* **Required task A**
According to the article on Australia's exports and China, by what percentage did Fortescue Metals Group cut its full-year capital spending forecast?

A quarter of Australia’s exports, or about 5 percent of gross domestic product, goes to China, and 60 percent of those shipments are iron ore.

“Growth in China remained reasonably robust in the first half of this year, albeit well below the exceptional pace seen in recent years,” Stevens said in today’s statement. “Some recent indicators have been weaker, which has added to uncertainty about near-term growth.”

Fortescue Metals Group Ltd., Australia’s biggest iron ore producer after Rio Tinto Group and BHP, said today it’s cutting its full-year capital spending forecast by 26 percent to $4.6 billion.

Commodity Slump

Australian commodity prices declined 4.3 percent in August from the prior month and 18.5 percent from a year earlier in Australian dollar terms, a central bank index showed this week. The gauge reached the lowest level since April 2010.

“Some commodity prices of importance to Australia have fallen sharply in recent weeks,” Stevens said today. “The terms of trade peaked a year ago and have declined significantly since then, though they remain historically high.”

On the global economy, the central bank’s assessment is that it will grow this year at average pace at best, “with risks to the outlook still on the downside,” Stevens said. “Economic activity in Europe is contracting, while growth in the United States is only modest,” he said.

* **Items**
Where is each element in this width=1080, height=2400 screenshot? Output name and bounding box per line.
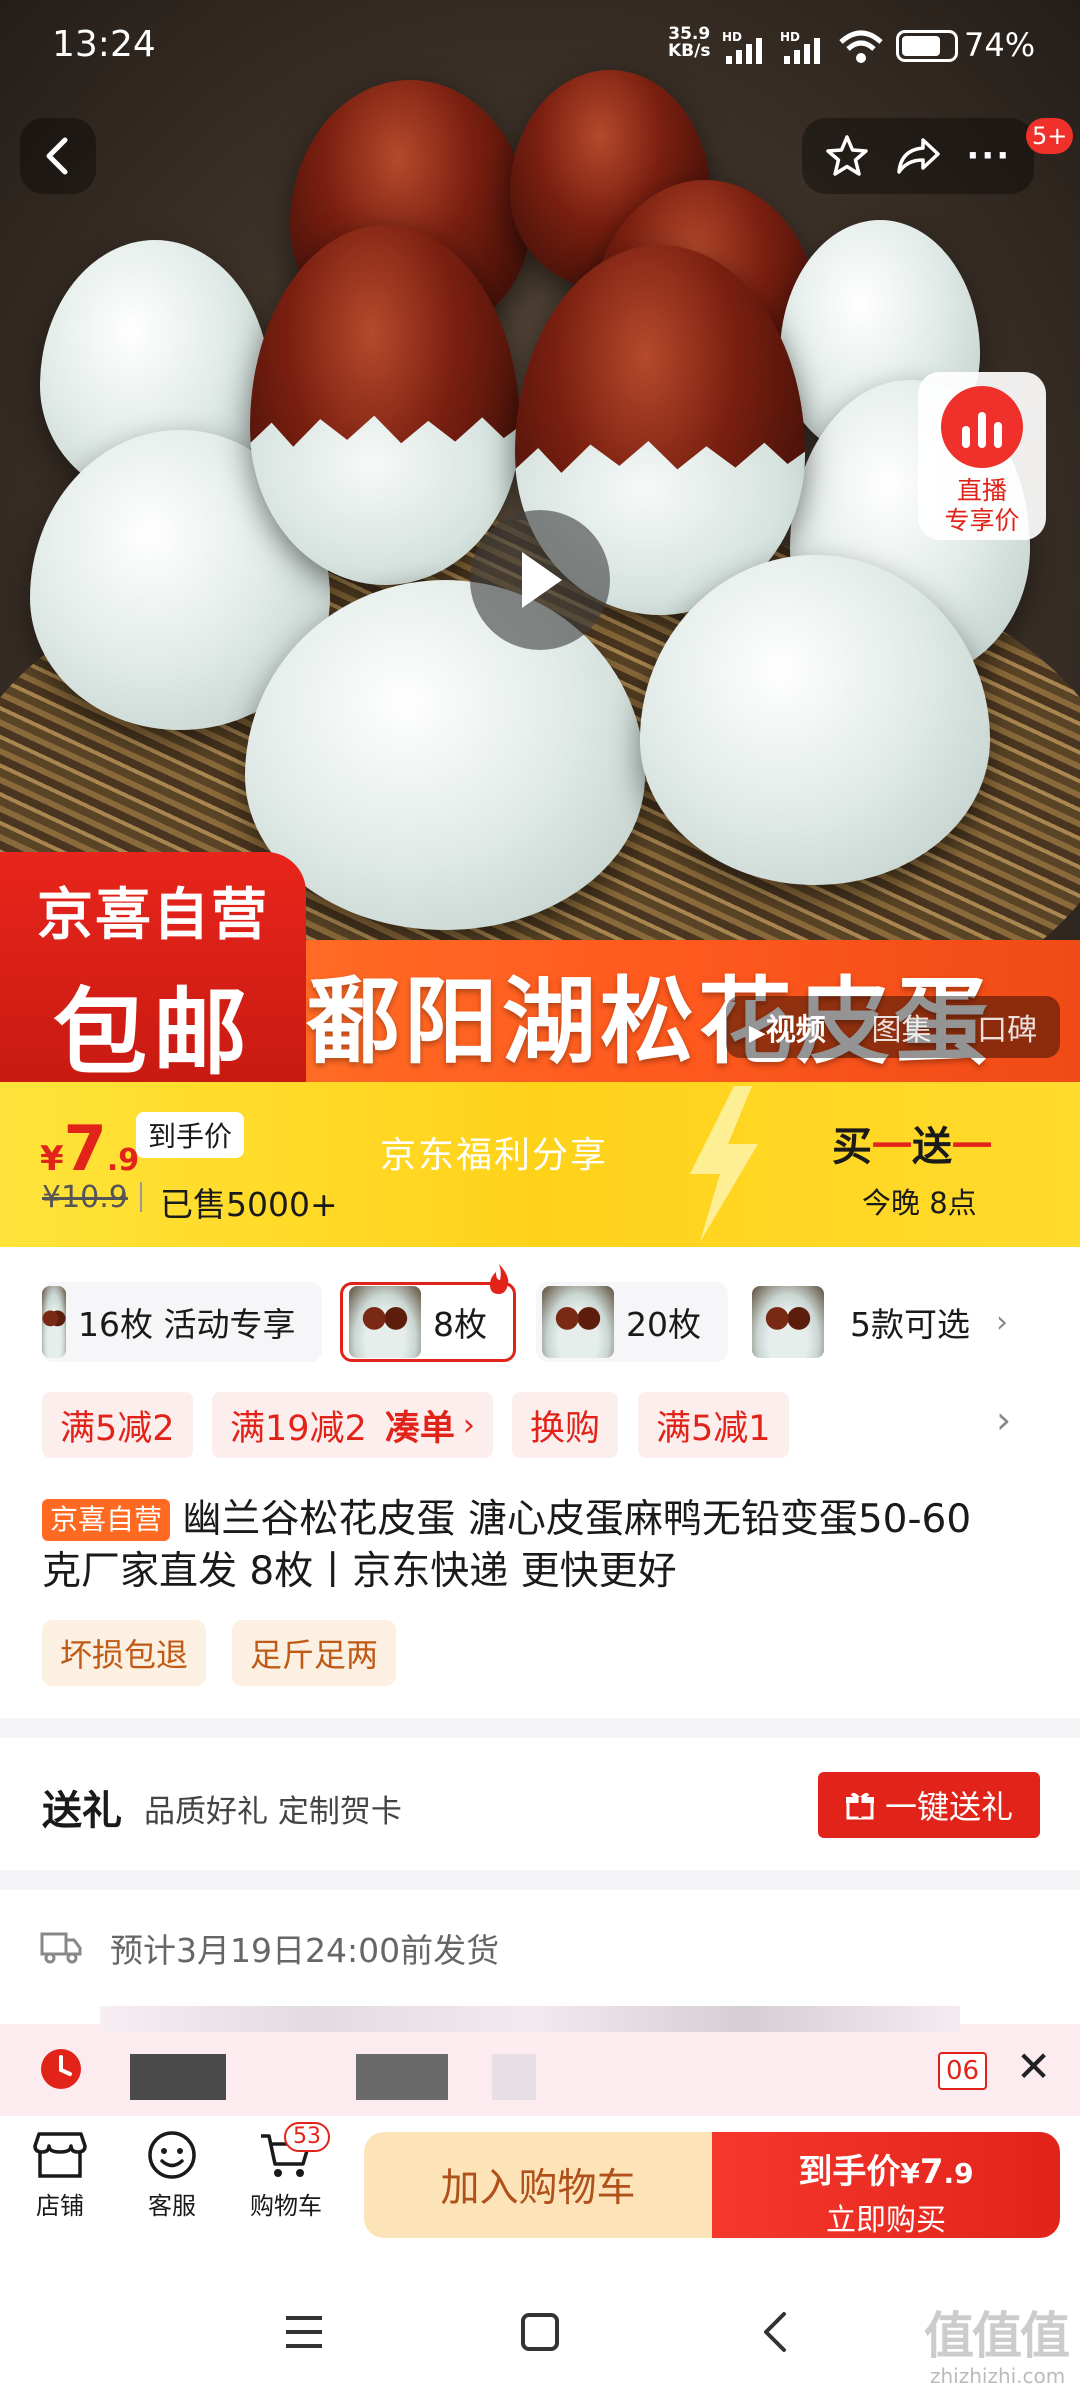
share-icon[interactable] [895, 136, 941, 176]
service-tag: 坏损包退 [42, 1620, 207, 1686]
delivery-estimate: 预计3月19日24:00前发货 [110, 1931, 500, 1970]
menu-icon[interactable] [284, 2314, 324, 2350]
countdown: 06 [938, 2052, 988, 2090]
tab-video[interactable]: ▶视频 [749, 1005, 826, 1049]
variant-chip[interactable]: 16枚 活动专享 [42, 1282, 322, 1362]
sold-count: 已售5000+ [160, 1185, 338, 1224]
tab-reviews[interactable]: 口碑 [977, 1005, 1037, 1049]
add-to-cart-button[interactable]: 加入购物车 [364, 2132, 712, 2238]
buy-price: 到手价¥7.9 [798, 2152, 974, 2192]
notice-bar[interactable]: 06 ✕ [0, 2024, 1080, 2116]
variant-label: 20枚 [626, 1305, 701, 1344]
variant-label: 16枚 活动专享 [78, 1305, 296, 1344]
blurred-content [130, 2054, 226, 2100]
shop-button[interactable]: 店铺 [28, 2130, 92, 2221]
battery-icon [896, 30, 958, 62]
variant-more[interactable]: 5款可选 › [746, 1282, 1046, 1362]
gift-desc: 品质好礼 定制贺卡 [144, 1794, 402, 1830]
service-button[interactable]: 客服 [140, 2130, 204, 2221]
back-button[interactable] [20, 118, 96, 194]
hot-flame-icon [490, 1264, 509, 1294]
home-icon[interactable] [520, 2312, 560, 2352]
favorite-star-icon[interactable] [825, 134, 869, 178]
live-label: 直播 [956, 476, 1007, 505]
variant-thumbnail [42, 1286, 66, 1358]
price-bar: ¥ 7 .9 到手价 ¥10.9 已售5000+ 京东福利分享 买一送一 今晚 … [0, 1082, 1080, 1247]
wifi-icon [839, 30, 883, 63]
self-operated-badge: 京喜自营 包邮 [0, 852, 306, 1082]
back-arrow-icon [46, 137, 68, 175]
chevron-right-icon: › [996, 1304, 1008, 1340]
product-title: 京喜自营 幽兰谷松花皮蛋 溏心皮蛋麻鸭无铅变蛋50-60 克厂家直发 8枚丨京东… [42, 1494, 1042, 1598]
promo-tag[interactable]: 换购 [512, 1392, 619, 1458]
blurred-content [356, 2054, 448, 2100]
variant-label: 8枚 [433, 1305, 487, 1344]
variant-thumbnail [542, 1286, 614, 1358]
shop-icon [33, 2132, 87, 2178]
blurred-content [100, 2006, 960, 2032]
top-actions: ··· [802, 118, 1034, 194]
live-icon [941, 386, 1023, 468]
promo-more-chevron-icon[interactable]: › [996, 1398, 1011, 1442]
live-label: 专享价 [944, 506, 1020, 535]
live-exclusive-price-button[interactable]: 直播 专享价 [918, 372, 1046, 540]
more-icon[interactable]: ··· [966, 136, 1011, 176]
chevron-right-icon: › [462, 1407, 475, 1443]
signal-icon: HD [780, 30, 830, 64]
final-price-tag: 到手价 [136, 1112, 245, 1158]
final-price: ¥ 7 .9 [40, 1112, 140, 1185]
customer-service-icon [148, 2131, 196, 2179]
bottom-action-bar: 店铺 客服 购物车 53 加入购物车 到手价¥7.9 立即购买 [0, 2116, 1080, 2266]
net-speed: 35.9 KB/s [668, 24, 711, 61]
media-tabs: ▶视频 图集 口碑 [726, 996, 1060, 1058]
play-video-button[interactable] [470, 510, 610, 650]
share-text: 京东福利分享 [380, 1135, 609, 1176]
promo-tag[interactable]: 满5减1 [638, 1392, 789, 1458]
signal-icon: HD [722, 30, 772, 64]
title-line: 幽兰谷松花皮蛋 溏心皮蛋麻鸭无铅变蛋50-60 [182, 1497, 972, 1542]
truck-icon [40, 1932, 82, 1964]
back-nav-icon[interactable] [760, 2310, 790, 2354]
battery-percent: 74% [964, 26, 1036, 64]
tab-gallery[interactable]: 图集 [871, 1005, 931, 1049]
system-nav-bar: 值值值 zhizhizhi.com [0, 2266, 1080, 2400]
buy-now-button[interactable]: 到手价¥7.9 立即购买 [712, 2132, 1060, 2238]
original-price: ¥10.9 [42, 1180, 128, 1215]
price-divider [140, 1182, 142, 1212]
promo-time: 今晚 8点 [862, 1186, 977, 1220]
status-time: 13:24 [52, 24, 156, 65]
watermark-logo: 值值值 [924, 2307, 1070, 2365]
variant-label: 5款可选 [850, 1305, 970, 1344]
variant-thumbnail [349, 1286, 421, 1358]
section-divider [0, 1718, 1080, 1738]
gift-icon [845, 1792, 874, 1820]
status-bar: 13:24 35.9 KB/s HD HD 74% [0, 0, 1080, 92]
clock-icon [41, 2049, 81, 2089]
section-divider [0, 1870, 1080, 1890]
blurred-content [492, 2054, 536, 2100]
play-icon [522, 552, 562, 608]
gift-button[interactable]: 一键送礼 [818, 1772, 1040, 1838]
store-tag: 京喜自营 [42, 1499, 171, 1541]
service-tag: 足斤足两 [232, 1620, 397, 1686]
badge-line1: 京喜自营 [37, 883, 269, 948]
play-small-icon: ▶ [748, 1021, 766, 1046]
variant-thumbnail [752, 1286, 824, 1358]
promo-tag[interactable]: 满5减2 [42, 1392, 193, 1458]
watermark-url: zhizhizhi.com [930, 2364, 1066, 2388]
promo-title: 买一送一 [832, 1124, 992, 1170]
variant-chip[interactable]: 20枚 [536, 1282, 728, 1362]
notification-badge: 5+ [1026, 118, 1074, 154]
gift-title: 送礼 [42, 1788, 122, 1834]
promo-tag-coupon[interactable]: 满19减2 凑单 › [212, 1392, 493, 1458]
title-line: 克厂家直发 8枚丨京东快递 更快更好 [42, 1549, 677, 1594]
badge-line2: 包邮 [52, 979, 253, 1082]
cart-count-badge: 53 [284, 2122, 330, 2152]
close-icon[interactable]: ✕ [1016, 2042, 1051, 2091]
buy-now-label: 立即购买 [826, 2203, 946, 2238]
lightning-icon [690, 1086, 758, 1242]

* **Required task B**
Lay out the entries between the lines holding "share-icon[interactable] [895, 136, 941, 176]" and "sold-count: 已售5000+ [160, 1185, 338, 1224]", inclusive, as a Markdown table with two columns, n for the row number and Line for the line, leaving out blank lines.

* **Written response A**
By 26 percent, to $4.6 billion.

* **Written response B**
| n | Line |
|---|---|
| 1 | share-icon[interactable] [895, 136, 941, 176] |
| 2 | service-tag: 坏损包退 [42, 1620, 207, 1686] |
| 3 | delivery-estimate: 预计3月19日24:00前发货 [110, 1931, 500, 1970] |
| 4 | menu-icon[interactable] [284, 2314, 324, 2350] |
| 5 | countdown: 06 [938, 2052, 988, 2090] |
| 6 | tab-video[interactable]: ▶视频 [749, 1005, 826, 1049] |
| 7 | variant-chip[interactable]: 16枚 活动专享 [42, 1282, 322, 1362] |
| 8 | sold-count: 已售5000+ [160, 1185, 338, 1224] |